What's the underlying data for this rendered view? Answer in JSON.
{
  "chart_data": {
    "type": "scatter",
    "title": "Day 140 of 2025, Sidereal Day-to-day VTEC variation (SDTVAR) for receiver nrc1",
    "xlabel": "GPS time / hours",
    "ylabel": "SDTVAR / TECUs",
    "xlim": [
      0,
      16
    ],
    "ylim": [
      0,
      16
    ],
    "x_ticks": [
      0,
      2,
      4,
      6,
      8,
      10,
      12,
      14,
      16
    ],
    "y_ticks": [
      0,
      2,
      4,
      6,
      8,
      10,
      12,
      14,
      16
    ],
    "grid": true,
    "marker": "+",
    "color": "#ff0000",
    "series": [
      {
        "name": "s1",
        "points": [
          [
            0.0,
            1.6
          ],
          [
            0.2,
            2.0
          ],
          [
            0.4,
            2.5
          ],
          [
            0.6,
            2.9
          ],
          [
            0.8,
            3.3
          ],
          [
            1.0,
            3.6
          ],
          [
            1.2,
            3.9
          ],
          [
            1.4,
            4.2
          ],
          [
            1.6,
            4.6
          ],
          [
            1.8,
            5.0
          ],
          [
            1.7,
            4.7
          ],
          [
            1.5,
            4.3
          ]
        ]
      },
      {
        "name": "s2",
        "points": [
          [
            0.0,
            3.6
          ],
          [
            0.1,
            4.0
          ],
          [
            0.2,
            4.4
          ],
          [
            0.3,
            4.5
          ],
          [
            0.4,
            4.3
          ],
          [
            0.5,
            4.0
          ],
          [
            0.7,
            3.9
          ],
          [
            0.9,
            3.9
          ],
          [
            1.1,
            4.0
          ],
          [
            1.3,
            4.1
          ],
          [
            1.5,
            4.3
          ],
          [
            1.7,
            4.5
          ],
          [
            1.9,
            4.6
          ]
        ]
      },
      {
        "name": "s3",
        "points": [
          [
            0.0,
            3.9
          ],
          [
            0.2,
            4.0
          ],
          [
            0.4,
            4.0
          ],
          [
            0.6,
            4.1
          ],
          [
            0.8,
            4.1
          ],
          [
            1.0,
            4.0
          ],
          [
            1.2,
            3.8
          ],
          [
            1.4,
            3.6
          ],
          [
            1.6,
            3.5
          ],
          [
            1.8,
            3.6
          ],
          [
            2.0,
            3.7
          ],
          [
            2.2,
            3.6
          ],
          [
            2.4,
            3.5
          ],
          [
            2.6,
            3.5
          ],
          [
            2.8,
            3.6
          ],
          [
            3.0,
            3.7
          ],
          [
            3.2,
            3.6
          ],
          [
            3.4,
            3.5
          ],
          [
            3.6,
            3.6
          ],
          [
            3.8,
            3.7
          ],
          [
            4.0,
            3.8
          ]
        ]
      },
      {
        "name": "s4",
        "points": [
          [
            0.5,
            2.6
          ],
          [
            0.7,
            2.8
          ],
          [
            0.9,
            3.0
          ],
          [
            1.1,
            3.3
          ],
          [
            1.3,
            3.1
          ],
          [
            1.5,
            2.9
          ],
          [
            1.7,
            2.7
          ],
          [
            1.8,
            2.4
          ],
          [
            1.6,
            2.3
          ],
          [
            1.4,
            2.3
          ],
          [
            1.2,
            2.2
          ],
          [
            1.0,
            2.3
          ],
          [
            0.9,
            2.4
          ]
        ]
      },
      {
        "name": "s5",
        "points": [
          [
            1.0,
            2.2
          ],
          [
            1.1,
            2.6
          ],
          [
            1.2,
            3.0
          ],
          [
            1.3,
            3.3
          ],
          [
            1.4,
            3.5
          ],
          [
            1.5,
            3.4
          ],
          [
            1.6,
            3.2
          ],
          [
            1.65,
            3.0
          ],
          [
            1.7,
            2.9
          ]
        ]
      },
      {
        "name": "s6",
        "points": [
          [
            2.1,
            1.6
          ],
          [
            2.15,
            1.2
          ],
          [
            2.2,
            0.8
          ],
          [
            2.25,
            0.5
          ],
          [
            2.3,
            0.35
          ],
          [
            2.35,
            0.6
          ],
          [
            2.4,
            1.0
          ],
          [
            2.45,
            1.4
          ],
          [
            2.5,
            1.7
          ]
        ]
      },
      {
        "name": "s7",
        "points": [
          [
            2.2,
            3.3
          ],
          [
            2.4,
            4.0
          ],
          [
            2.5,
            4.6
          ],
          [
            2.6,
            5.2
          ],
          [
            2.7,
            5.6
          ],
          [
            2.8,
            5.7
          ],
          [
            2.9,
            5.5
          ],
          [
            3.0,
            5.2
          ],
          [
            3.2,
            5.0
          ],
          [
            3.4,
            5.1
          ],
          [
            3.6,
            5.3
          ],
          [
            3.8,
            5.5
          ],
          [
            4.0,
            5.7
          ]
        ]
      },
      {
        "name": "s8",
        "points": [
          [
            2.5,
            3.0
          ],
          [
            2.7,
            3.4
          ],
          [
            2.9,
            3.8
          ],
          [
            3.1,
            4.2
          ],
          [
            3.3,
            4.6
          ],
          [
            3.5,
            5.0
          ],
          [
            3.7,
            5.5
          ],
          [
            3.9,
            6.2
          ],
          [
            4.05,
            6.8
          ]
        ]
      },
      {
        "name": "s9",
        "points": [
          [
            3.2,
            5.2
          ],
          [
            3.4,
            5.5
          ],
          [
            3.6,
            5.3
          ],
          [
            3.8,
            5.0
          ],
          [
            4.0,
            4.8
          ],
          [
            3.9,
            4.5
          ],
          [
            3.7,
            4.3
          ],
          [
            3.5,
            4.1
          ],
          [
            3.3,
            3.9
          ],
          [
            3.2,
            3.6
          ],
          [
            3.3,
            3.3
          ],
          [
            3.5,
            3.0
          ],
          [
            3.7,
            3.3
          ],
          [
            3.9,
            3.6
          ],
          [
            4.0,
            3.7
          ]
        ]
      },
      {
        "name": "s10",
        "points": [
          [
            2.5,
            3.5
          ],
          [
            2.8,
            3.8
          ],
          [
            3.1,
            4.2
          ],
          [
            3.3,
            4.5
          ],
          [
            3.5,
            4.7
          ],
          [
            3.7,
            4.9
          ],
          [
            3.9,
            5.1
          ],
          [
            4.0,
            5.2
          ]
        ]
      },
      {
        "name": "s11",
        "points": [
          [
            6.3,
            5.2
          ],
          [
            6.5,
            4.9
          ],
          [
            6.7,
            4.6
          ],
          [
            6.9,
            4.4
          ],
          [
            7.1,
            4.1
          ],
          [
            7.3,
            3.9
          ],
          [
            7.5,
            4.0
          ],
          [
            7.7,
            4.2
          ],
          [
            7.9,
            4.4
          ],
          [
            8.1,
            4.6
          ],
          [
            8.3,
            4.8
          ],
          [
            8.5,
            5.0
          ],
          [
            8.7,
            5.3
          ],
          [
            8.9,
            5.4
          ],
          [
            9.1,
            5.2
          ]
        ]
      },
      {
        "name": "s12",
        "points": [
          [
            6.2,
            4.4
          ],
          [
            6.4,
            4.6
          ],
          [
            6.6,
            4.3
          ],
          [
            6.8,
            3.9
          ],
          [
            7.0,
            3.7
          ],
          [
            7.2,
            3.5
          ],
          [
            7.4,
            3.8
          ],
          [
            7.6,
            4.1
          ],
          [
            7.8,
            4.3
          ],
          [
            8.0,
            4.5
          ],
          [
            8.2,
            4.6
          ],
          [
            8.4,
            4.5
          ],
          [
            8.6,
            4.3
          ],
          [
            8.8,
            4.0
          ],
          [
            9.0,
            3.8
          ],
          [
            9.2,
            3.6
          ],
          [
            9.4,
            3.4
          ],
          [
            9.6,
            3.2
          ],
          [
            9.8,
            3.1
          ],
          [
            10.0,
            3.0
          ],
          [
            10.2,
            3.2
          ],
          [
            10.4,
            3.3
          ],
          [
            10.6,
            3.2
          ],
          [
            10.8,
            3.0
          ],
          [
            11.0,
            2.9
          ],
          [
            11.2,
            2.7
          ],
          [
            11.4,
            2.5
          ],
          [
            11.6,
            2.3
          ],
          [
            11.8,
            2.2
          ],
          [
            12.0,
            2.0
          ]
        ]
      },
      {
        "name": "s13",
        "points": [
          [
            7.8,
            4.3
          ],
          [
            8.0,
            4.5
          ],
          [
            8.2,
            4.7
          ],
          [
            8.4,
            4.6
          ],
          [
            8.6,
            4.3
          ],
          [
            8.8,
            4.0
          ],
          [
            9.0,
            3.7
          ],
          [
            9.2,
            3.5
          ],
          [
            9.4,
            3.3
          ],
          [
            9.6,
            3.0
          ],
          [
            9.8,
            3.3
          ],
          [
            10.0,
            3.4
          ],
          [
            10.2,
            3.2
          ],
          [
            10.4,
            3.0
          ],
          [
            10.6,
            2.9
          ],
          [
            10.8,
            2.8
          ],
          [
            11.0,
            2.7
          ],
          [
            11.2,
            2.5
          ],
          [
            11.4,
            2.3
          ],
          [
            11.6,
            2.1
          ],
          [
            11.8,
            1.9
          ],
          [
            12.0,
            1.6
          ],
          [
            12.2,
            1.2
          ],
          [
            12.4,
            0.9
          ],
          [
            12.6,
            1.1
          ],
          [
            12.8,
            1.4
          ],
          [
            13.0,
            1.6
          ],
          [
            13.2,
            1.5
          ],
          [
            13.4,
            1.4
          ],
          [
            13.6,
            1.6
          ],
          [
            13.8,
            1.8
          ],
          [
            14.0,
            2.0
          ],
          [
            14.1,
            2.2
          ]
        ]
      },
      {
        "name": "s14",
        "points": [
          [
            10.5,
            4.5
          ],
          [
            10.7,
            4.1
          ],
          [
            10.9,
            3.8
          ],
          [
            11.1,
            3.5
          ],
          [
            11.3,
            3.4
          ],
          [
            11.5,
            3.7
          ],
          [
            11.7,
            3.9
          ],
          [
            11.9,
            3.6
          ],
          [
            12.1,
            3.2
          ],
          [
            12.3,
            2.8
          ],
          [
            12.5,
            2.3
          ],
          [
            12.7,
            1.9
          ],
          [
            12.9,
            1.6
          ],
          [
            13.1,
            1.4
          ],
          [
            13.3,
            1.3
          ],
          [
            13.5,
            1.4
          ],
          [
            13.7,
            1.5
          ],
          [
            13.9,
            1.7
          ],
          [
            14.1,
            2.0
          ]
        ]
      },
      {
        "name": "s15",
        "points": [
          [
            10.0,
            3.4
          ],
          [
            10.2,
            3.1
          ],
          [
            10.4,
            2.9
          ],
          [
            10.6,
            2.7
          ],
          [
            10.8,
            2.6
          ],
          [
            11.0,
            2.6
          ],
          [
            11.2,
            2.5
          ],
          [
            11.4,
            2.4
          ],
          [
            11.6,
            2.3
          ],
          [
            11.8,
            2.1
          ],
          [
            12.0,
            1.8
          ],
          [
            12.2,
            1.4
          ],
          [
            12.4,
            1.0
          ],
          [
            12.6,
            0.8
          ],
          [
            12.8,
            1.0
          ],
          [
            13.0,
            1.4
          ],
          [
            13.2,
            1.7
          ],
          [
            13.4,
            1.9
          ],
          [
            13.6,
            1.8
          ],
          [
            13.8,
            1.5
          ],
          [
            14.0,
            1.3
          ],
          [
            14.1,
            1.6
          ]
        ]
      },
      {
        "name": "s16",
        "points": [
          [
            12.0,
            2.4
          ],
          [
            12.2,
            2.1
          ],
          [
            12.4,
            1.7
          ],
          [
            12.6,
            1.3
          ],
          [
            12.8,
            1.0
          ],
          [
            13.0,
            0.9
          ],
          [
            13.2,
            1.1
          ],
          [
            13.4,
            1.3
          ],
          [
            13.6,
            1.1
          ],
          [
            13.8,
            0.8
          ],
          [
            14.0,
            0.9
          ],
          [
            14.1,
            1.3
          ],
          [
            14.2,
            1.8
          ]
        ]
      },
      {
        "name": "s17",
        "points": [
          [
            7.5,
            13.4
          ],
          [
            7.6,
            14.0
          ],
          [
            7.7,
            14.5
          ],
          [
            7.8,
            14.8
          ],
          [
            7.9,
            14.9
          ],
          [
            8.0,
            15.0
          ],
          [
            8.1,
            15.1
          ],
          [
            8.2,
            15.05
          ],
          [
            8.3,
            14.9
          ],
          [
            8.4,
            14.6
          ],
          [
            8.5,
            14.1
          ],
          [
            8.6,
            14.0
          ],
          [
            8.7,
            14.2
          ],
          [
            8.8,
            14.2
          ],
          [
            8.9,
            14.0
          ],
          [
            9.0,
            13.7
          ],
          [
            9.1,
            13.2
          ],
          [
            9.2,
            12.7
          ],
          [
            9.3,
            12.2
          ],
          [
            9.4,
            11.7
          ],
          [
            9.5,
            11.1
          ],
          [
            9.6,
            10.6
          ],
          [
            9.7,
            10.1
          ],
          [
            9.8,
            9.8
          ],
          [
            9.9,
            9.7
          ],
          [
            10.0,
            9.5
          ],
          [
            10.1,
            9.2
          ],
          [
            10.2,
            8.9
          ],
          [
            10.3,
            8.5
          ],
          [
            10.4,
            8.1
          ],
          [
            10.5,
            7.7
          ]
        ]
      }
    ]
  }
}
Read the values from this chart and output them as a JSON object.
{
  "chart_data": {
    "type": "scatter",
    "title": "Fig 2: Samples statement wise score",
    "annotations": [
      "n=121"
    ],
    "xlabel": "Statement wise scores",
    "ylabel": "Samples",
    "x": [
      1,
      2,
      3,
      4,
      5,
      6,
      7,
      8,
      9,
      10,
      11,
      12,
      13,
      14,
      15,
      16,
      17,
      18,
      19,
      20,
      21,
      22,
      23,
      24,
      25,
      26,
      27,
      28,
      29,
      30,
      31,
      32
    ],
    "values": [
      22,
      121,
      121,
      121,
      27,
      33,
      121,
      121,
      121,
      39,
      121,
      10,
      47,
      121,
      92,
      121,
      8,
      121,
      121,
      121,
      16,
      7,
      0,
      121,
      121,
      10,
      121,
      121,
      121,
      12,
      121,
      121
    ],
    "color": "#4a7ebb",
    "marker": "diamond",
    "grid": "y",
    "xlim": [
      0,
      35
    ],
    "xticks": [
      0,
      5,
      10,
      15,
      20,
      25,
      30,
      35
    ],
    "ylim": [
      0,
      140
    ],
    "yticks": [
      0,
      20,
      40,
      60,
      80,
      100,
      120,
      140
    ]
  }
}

● ● ●

:: Work to do ::
Extract all lines that hold the word "title".

:: Written response ::
    "title": "Day 140 of 2025, Sidereal Day-to-day VTEC variation (SDTVAR) for receiver nrc1",
    "title": "Fig 2: Samples statement wise score",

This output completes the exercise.